» TASK TO COMPLETE: Tally the lines holding the string "title" and reply with that number alone.

Dataset rows about figures:

^^^^

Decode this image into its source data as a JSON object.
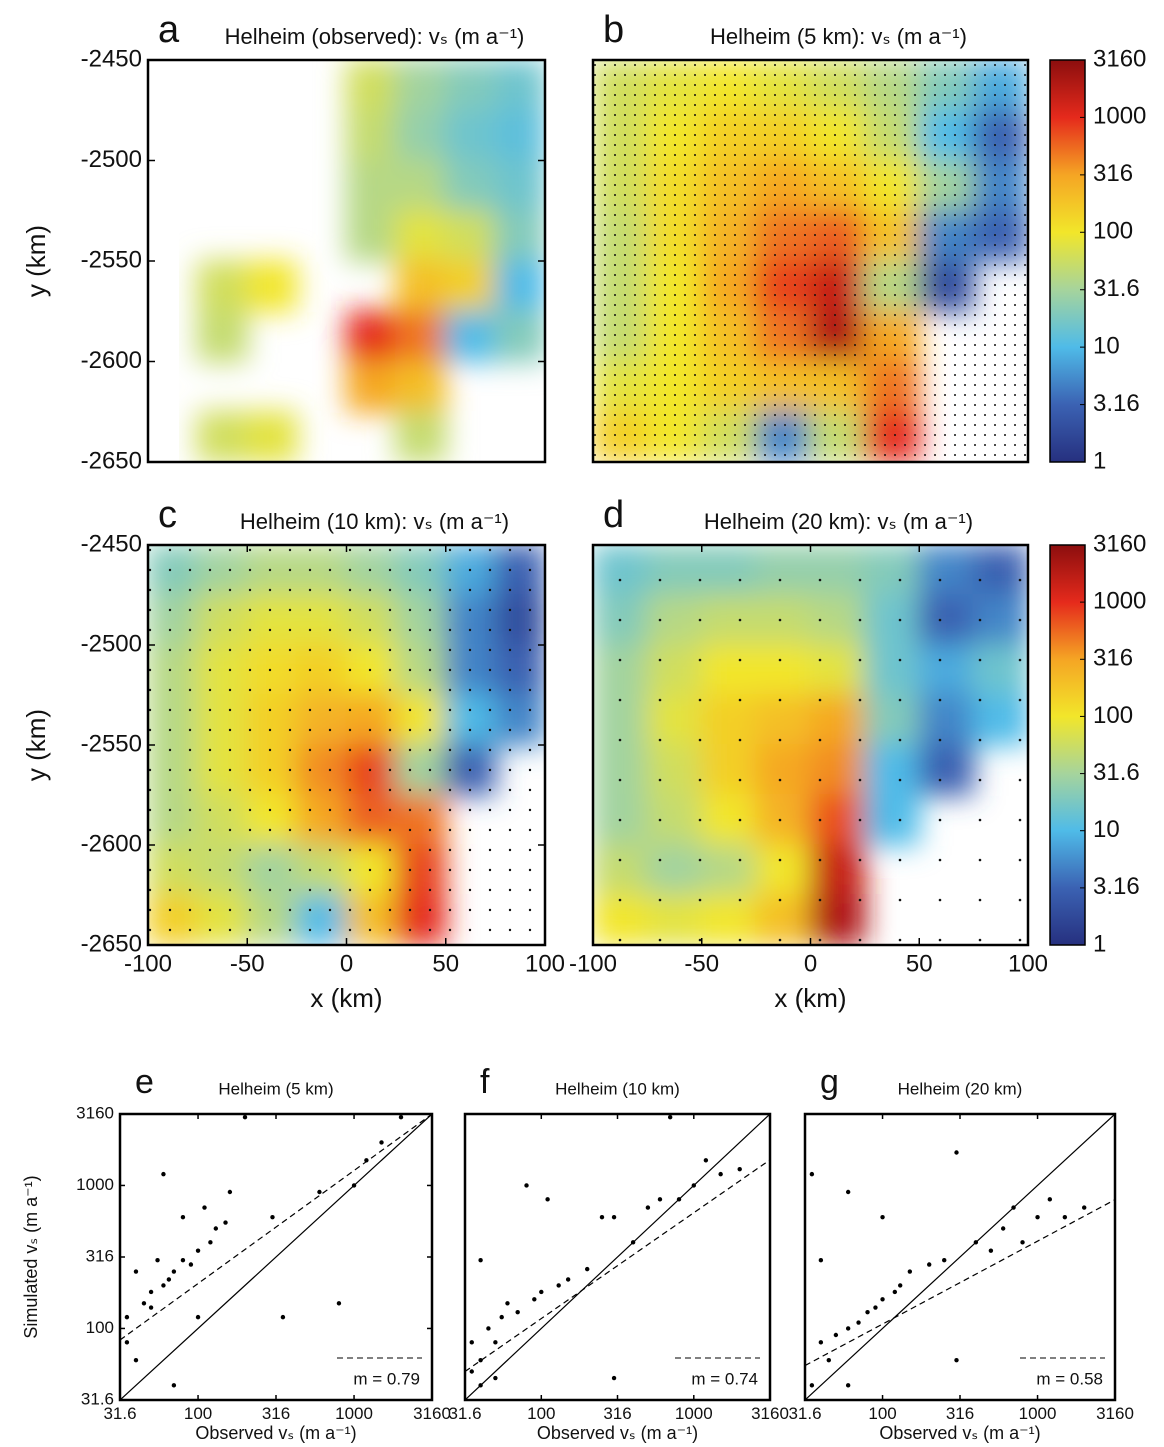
{
  "chart_data": [
    {
      "type": "heatmap",
      "label": "a",
      "title": "Helheim (observed): vₛ (m a⁻¹)",
      "ylabel": "y (km)",
      "xlim": [
        -100,
        100
      ],
      "ylim": [
        -2450,
        -2650
      ],
      "yticks": [
        -2450,
        -2500,
        -2550,
        -2600,
        -2650
      ],
      "clim": [
        1,
        3160
      ],
      "log_color": true,
      "colormap": [
        "#26307f",
        "#3b62b3",
        "#4fbbe8",
        "#a6d49c",
        "#f2e62a",
        "#f5a524",
        "#e52a1c",
        "#8c0e0e"
      ],
      "values": [
        [
          null,
          null,
          null,
          null,
          60,
          30,
          20,
          15
        ],
        [
          null,
          null,
          null,
          null,
          50,
          25,
          15,
          12
        ],
        [
          null,
          null,
          null,
          null,
          40,
          40,
          20,
          15
        ],
        [
          null,
          null,
          null,
          null,
          40,
          80,
          60,
          20
        ],
        [
          null,
          60,
          100,
          null,
          null,
          200,
          150,
          10
        ],
        [
          null,
          50,
          null,
          null,
          1000,
          500,
          10,
          20
        ],
        [
          null,
          null,
          null,
          null,
          300,
          200,
          null,
          null
        ],
        [
          null,
          60,
          80,
          null,
          null,
          50,
          null,
          null
        ]
      ]
    },
    {
      "type": "heatmap",
      "label": "b",
      "title": "Helheim (5 km): vₛ (m a⁻¹)",
      "xlim": [
        -100,
        100
      ],
      "ylim": [
        -2450,
        -2650
      ],
      "clim": [
        1,
        3160
      ],
      "log_color": true,
      "colormap": [
        "#26307f",
        "#3b62b3",
        "#4fbbe8",
        "#a6d49c",
        "#f2e62a",
        "#f5a524",
        "#e52a1c",
        "#8c0e0e"
      ],
      "colorbar_ticks": [
        1,
        3.16,
        10,
        31.6,
        100,
        316,
        1000,
        3160
      ],
      "values": [
        [
          60,
          80,
          100,
          80,
          60,
          40,
          20,
          8
        ],
        [
          60,
          100,
          150,
          150,
          100,
          50,
          10,
          3
        ],
        [
          60,
          120,
          200,
          300,
          200,
          100,
          30,
          5
        ],
        [
          50,
          120,
          250,
          500,
          600,
          200,
          5,
          3
        ],
        [
          50,
          100,
          300,
          800,
          1500,
          40,
          2,
          null
        ],
        [
          50,
          100,
          200,
          500,
          2000,
          300,
          null,
          null
        ],
        [
          80,
          100,
          150,
          200,
          200,
          500,
          null,
          null
        ],
        [
          150,
          100,
          60,
          5,
          50,
          1000,
          null,
          null
        ]
      ]
    },
    {
      "type": "heatmap",
      "label": "c",
      "title": "Helheim (10 km): vₛ (m a⁻¹)",
      "xlabel": "x (km)",
      "ylabel": "y (km)",
      "xlim": [
        -100,
        100
      ],
      "ylim": [
        -2450,
        -2650
      ],
      "xticks": [
        -100,
        -50,
        0,
        50,
        100
      ],
      "yticks": [
        -2450,
        -2500,
        -2550,
        -2600,
        -2650
      ],
      "clim": [
        1,
        3160
      ],
      "log_color": true,
      "colormap": [
        "#26307f",
        "#3b62b3",
        "#4fbbe8",
        "#a6d49c",
        "#f2e62a",
        "#f5a524",
        "#e52a1c",
        "#8c0e0e"
      ],
      "values": [
        [
          20,
          30,
          40,
          40,
          30,
          20,
          8,
          3
        ],
        [
          30,
          60,
          80,
          80,
          60,
          30,
          5,
          2
        ],
        [
          40,
          80,
          120,
          150,
          100,
          40,
          5,
          3
        ],
        [
          40,
          80,
          150,
          250,
          300,
          100,
          10,
          5
        ],
        [
          40,
          80,
          150,
          400,
          800,
          30,
          3,
          null
        ],
        [
          40,
          60,
          100,
          300,
          600,
          500,
          null,
          null
        ],
        [
          60,
          50,
          30,
          50,
          100,
          800,
          null,
          null
        ],
        [
          150,
          80,
          40,
          10,
          200,
          1000,
          null,
          null
        ]
      ]
    },
    {
      "type": "heatmap",
      "label": "d",
      "title": "Helheim (20 km): vₛ (m a⁻¹)",
      "xlabel": "x (km)",
      "xlim": [
        -100,
        100
      ],
      "ylim": [
        -2450,
        -2650
      ],
      "xticks": [
        -100,
        -50,
        0,
        50,
        100
      ],
      "clim": [
        1,
        3160
      ],
      "log_color": true,
      "colormap": [
        "#26307f",
        "#3b62b3",
        "#4fbbe8",
        "#a6d49c",
        "#f2e62a",
        "#f5a524",
        "#e52a1c",
        "#8c0e0e"
      ],
      "colorbar_ticks": [
        1,
        3.16,
        10,
        31.6,
        100,
        316,
        1000,
        3160
      ],
      "values": [
        [
          15,
          20,
          20,
          25,
          25,
          20,
          5,
          3
        ],
        [
          20,
          40,
          50,
          50,
          40,
          15,
          3,
          5
        ],
        [
          30,
          60,
          100,
          100,
          80,
          15,
          8,
          15
        ],
        [
          30,
          80,
          150,
          200,
          300,
          20,
          5,
          10
        ],
        [
          30,
          60,
          150,
          300,
          400,
          10,
          3,
          null
        ],
        [
          30,
          50,
          100,
          250,
          700,
          10,
          null,
          null
        ],
        [
          50,
          30,
          40,
          100,
          1500,
          null,
          null,
          null
        ],
        [
          100,
          80,
          100,
          200,
          2000,
          null,
          null,
          null
        ]
      ]
    },
    {
      "type": "scatter",
      "label": "e",
      "title": "Helheim (5 km)",
      "xlabel": "Observed vₛ (m a⁻¹)",
      "ylabel": "Simulated vₛ (m a⁻¹)",
      "log_scale": true,
      "xlim": [
        31.6,
        3160
      ],
      "ylim": [
        31.6,
        3160
      ],
      "xticks": [
        31.6,
        100,
        316,
        1000,
        3160
      ],
      "yticks": [
        31.6,
        100,
        316,
        1000,
        3160
      ],
      "fit": {
        "value": 0.79,
        "label": "m = 0.79",
        "y_at_xmin": 83
      },
      "x": [
        35,
        35,
        40,
        40,
        45,
        50,
        50,
        55,
        60,
        60,
        65,
        70,
        70,
        80,
        80,
        90,
        100,
        100,
        110,
        120,
        130,
        150,
        160,
        200,
        300,
        350,
        600,
        800,
        1000,
        1500,
        2000,
        1200
      ],
      "y": [
        80,
        120,
        250,
        60,
        150,
        140,
        180,
        300,
        200,
        1200,
        220,
        250,
        40,
        300,
        600,
        280,
        120,
        350,
        700,
        400,
        500,
        550,
        900,
        3000,
        600,
        120,
        900,
        150,
        1000,
        2000,
        3000,
        1500
      ]
    },
    {
      "type": "scatter",
      "label": "f",
      "title": "Helheim (10 km)",
      "xlabel": "Observed vₛ (m a⁻¹)",
      "log_scale": true,
      "xlim": [
        31.6,
        3160
      ],
      "ylim": [
        31.6,
        3160
      ],
      "xticks": [
        31.6,
        100,
        316,
        1000,
        3160
      ],
      "fit": {
        "value": 0.74,
        "label": "m = 0.74",
        "y_at_xmin": 50
      },
      "x": [
        35,
        35,
        40,
        40,
        45,
        50,
        55,
        60,
        70,
        80,
        90,
        100,
        110,
        130,
        150,
        200,
        250,
        300,
        400,
        500,
        600,
        800,
        1000,
        1200,
        1500,
        2000,
        700,
        300,
        40,
        50
      ],
      "y": [
        50,
        80,
        300,
        60,
        100,
        80,
        120,
        150,
        130,
        1000,
        160,
        180,
        800,
        200,
        220,
        260,
        600,
        600,
        400,
        700,
        800,
        800,
        1000,
        1500,
        1200,
        1300,
        3000,
        45,
        40,
        45
      ]
    },
    {
      "type": "scatter",
      "label": "g",
      "title": "Helheim (20 km)",
      "xlabel": "Observed vₛ (m a⁻¹)",
      "log_scale": true,
      "xlim": [
        31.6,
        3160
      ],
      "ylim": [
        31.6,
        3160
      ],
      "xticks": [
        31.6,
        100,
        316,
        1000,
        3160
      ],
      "fit": {
        "value": 0.58,
        "label": "m = 0.58",
        "y_at_xmin": 55
      },
      "x": [
        35,
        35,
        40,
        40,
        45,
        50,
        60,
        60,
        70,
        80,
        90,
        100,
        120,
        130,
        150,
        200,
        250,
        300,
        300,
        400,
        500,
        600,
        700,
        800,
        1000,
        1200,
        1500,
        2000,
        60,
        100
      ],
      "y": [
        40,
        1200,
        80,
        300,
        60,
        90,
        100,
        900,
        110,
        130,
        140,
        160,
        180,
        200,
        250,
        280,
        300,
        60,
        1700,
        400,
        350,
        500,
        700,
        400,
        600,
        800,
        600,
        700,
        40,
        600
      ]
    }
  ]
}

^^^^

» SOLUTION FOR THIS EXERCISE: 7